STATED TASK
Pick out every line holding the string "series" and copy it.

MATERIAL SUPPLIED
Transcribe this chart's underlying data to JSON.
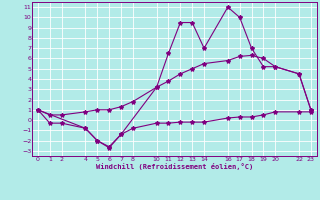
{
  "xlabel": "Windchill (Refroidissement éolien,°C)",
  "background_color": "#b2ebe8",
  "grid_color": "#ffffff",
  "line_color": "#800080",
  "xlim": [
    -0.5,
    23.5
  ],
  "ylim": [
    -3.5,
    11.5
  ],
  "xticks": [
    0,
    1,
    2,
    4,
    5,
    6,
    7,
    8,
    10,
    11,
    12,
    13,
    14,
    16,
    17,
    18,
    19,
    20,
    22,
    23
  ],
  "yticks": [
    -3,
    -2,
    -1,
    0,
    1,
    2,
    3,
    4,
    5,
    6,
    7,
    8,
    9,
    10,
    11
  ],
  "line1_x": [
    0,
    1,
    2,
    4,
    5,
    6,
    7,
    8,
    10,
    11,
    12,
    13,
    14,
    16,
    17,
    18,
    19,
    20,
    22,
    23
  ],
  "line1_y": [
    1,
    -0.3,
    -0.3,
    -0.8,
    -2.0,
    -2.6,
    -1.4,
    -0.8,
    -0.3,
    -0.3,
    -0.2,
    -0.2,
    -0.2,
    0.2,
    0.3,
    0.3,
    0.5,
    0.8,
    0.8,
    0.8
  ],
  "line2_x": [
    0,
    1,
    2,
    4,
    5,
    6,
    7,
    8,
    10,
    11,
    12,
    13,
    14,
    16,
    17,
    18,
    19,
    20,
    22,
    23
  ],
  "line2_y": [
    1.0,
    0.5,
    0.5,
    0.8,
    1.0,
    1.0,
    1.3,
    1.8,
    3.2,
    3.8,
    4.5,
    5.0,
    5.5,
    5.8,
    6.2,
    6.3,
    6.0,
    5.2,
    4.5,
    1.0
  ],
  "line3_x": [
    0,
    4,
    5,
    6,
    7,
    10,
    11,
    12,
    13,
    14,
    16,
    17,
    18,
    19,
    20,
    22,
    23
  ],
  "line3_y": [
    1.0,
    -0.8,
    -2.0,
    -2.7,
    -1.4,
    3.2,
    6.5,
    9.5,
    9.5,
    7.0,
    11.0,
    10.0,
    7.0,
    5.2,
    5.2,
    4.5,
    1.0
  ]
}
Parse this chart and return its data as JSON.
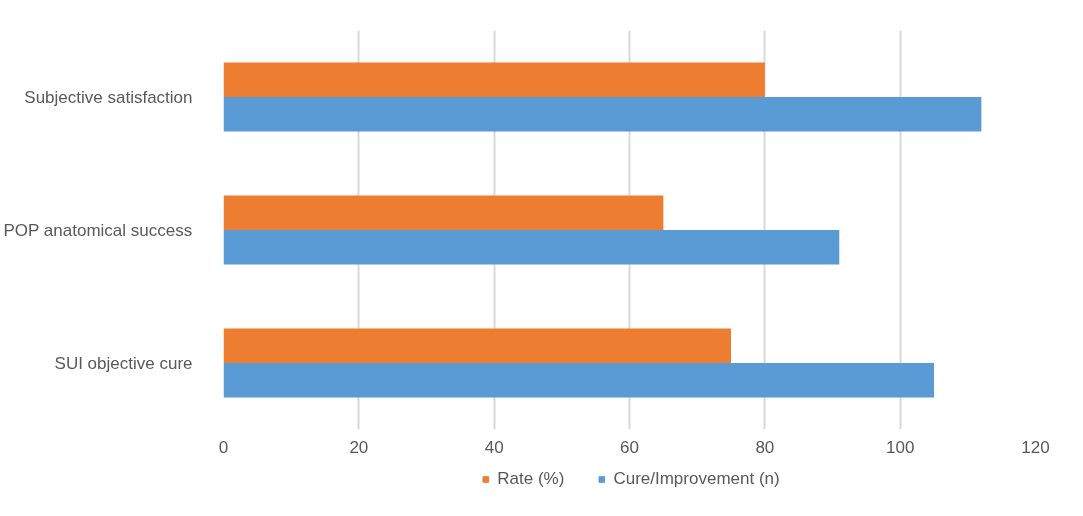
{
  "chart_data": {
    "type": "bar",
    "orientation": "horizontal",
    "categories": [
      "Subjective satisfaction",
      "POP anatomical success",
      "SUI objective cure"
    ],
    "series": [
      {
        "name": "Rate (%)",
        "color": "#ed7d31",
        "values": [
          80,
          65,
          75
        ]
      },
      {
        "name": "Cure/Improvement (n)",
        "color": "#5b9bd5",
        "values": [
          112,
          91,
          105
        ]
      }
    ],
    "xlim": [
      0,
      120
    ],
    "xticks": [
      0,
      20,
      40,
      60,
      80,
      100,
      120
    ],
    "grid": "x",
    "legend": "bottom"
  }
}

...

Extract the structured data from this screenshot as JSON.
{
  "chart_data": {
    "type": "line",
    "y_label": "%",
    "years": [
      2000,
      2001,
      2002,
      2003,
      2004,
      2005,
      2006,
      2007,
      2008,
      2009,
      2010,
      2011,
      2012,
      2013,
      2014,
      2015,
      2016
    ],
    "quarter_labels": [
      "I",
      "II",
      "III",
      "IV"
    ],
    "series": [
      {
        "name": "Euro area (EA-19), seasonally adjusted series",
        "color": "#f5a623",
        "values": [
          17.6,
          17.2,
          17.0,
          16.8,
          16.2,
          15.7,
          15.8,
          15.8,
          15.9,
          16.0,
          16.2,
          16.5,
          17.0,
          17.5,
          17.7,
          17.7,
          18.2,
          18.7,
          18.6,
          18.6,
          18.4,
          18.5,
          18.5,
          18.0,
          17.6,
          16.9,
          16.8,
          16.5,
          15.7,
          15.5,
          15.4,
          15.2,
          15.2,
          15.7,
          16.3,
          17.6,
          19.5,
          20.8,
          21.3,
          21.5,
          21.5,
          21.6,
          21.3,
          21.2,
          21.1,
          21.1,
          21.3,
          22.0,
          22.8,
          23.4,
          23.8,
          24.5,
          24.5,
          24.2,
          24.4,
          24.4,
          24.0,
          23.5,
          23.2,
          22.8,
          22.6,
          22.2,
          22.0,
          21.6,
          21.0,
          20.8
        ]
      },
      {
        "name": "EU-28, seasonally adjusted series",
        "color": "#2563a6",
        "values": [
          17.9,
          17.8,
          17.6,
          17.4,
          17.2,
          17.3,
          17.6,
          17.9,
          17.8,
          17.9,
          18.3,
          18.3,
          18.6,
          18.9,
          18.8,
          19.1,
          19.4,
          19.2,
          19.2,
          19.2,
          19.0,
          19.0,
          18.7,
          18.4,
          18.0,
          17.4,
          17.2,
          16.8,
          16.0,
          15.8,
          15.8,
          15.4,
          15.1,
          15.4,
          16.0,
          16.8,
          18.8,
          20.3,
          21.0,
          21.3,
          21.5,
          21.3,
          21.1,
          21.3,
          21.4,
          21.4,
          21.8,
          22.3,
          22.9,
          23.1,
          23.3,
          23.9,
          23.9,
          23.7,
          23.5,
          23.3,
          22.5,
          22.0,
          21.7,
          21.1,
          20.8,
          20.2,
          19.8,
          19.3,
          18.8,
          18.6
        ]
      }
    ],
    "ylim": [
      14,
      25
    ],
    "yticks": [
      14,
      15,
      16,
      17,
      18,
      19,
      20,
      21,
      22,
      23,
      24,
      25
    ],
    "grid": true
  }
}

TASK RESULT
    "series": [
    "series": [
        "name": "Euro area (EA-19), seasonally adjusted series",
        "name": "EU-28, seasonally adjusted series",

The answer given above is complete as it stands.